- [YOUR INSTRUCTIONS] Only the number is wanted: how many lines in the data contain "label"?

··· AVAILABLE DATA

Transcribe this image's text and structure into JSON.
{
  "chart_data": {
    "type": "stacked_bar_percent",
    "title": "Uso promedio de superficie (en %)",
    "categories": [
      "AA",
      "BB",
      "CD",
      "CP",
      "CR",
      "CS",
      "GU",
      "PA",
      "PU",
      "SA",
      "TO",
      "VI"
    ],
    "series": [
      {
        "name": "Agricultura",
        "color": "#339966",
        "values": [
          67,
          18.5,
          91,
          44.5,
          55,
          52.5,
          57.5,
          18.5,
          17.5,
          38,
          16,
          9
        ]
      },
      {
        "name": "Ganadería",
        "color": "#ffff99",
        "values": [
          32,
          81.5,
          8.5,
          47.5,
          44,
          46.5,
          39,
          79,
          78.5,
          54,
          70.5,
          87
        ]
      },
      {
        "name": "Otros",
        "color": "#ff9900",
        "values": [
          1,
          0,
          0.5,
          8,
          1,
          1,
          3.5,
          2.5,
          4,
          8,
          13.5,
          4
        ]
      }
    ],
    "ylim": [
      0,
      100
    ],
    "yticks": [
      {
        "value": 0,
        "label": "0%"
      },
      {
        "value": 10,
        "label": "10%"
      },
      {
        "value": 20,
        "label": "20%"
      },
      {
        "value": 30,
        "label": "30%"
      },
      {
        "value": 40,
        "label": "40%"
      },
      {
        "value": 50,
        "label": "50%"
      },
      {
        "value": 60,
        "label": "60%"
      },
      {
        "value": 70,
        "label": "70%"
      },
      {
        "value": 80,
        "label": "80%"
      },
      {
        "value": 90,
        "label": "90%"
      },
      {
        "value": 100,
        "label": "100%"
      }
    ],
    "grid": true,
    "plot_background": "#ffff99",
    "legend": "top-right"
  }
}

······

- [OUTPUT FOR THIS EXERCISE] 11